Supplied text
Arvind Krishna is an Indian cinematographer, producer and actor in Indian film and television industry. He is well known for his work in 7G Rainbow Colony (2004) and Pudhupettai (2006).

Early life
Born in New Delhi on 11 May, Arvind Krishna spent his childhood traversing between Chennai and Delhi. He was educated at the Vidya Mandir Senior Secondary School, Mylapore, and holds a professional graduate degree in Visual Communication from Loyola College, Chennai. His father, a producer, was one of the first to produce a TV series for Doordarshan called "Adade Manohar". S.Krishnan ( Arvind's father) owned a film lab called "Aarkay Home Movies" and a production company called "Ark Media". Arvind was inspired by his father and thus chose to pursue a career in film and television.

Marriage
He is married to Anupama Arvind.

Data rows
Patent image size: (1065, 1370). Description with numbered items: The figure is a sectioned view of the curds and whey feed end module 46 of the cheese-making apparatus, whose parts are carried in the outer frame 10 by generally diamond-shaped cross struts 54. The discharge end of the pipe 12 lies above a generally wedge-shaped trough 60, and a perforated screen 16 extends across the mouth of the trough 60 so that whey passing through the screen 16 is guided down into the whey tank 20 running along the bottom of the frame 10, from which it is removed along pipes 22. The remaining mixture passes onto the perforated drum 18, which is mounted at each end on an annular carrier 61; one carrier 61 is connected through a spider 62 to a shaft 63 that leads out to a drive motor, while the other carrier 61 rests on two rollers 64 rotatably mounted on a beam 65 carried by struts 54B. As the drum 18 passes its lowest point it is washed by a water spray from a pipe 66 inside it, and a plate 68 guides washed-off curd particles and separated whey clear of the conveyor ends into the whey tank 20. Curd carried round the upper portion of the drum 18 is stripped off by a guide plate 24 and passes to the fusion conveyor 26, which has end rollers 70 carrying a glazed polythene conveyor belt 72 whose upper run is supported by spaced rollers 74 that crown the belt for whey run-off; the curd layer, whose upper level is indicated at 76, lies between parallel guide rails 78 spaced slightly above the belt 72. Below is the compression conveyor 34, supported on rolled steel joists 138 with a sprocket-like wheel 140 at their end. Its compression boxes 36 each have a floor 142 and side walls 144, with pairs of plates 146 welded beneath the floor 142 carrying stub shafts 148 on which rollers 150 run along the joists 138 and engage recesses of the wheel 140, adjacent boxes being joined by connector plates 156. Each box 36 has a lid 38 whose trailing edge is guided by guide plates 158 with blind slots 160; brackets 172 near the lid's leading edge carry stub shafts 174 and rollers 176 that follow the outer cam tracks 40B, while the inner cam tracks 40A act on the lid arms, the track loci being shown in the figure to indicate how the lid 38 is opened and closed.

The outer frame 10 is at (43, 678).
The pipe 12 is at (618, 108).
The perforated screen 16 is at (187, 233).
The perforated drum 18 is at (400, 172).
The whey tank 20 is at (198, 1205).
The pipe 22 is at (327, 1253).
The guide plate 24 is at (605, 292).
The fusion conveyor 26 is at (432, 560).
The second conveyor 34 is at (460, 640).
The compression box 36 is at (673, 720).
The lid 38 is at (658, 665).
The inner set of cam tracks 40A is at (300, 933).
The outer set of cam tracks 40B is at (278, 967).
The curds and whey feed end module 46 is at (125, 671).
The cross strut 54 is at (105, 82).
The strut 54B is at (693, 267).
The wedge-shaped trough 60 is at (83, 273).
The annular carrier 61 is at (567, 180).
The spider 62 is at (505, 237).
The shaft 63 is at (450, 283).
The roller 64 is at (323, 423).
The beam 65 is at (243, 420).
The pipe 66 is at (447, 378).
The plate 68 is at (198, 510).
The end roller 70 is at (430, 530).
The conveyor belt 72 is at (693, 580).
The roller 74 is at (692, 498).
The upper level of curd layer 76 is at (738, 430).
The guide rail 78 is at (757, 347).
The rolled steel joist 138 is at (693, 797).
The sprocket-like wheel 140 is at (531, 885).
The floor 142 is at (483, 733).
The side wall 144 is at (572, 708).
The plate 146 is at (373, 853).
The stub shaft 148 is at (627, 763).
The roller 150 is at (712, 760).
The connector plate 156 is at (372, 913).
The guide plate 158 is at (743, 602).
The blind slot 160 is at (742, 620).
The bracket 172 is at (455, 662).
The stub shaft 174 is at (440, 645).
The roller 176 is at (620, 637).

Task set
**A)** In the biography of Arvind Krishna, what was the name of the film lab his father owned?
**B)** Extend the biography of the cinematographer Arvind Krishna beyond its final line.

Answers to each task
**A)** Aarkay Home Movies

**B)**
Career

Cinematography
His first stint was with P.C.Sreeram, with whom he interned for six years. In this role he assisted him in the cinematography department and worked on several prestigious ad campaigns, television commercials and feature films. He then moved to work independently as a cinematographer. Subsequently, he met film director Selvaraghavan and was his chief camera person for "Kadhal Kondein, 7G Rainbow Colony and Pudhupettai".
Gautham Vasudev Menon noted producer and director collaborated with Arvind Krishna on "Pachaikili Muthucharam". Arvind has also worked with Veteran P.Vasu for the film "Kuselan". A.L.Vijay and Arvind worked together on "Poi Solla Porom" (a remake of "Khosla Ka Ghosla"). Some of the creative influences for Arvind's work as a cinematographer are the works of Vilmos Zsigmond Janusz Kamiński and Ashok Mehta.

Production
In 2012, he re-launched "Ark Media" and produced for Star Vijay a TV series called "Dharmayutham", an acclaimed first-of-its-kind legal drama. 
For this production he was the Creative Head cum Producer. The serial has been directed by A.L. Abanindran. It stars Raja Krishnamoorthy, Abbas, Evam's Karthik Kumar, and Anuja Iyer. The first season has just been completed and the second is likely to kick off soon. This production was telecasted for 5 months, spanning 104 episodes.
Ark Media is currently in the pre-production phase for a few more TV series in varied genres.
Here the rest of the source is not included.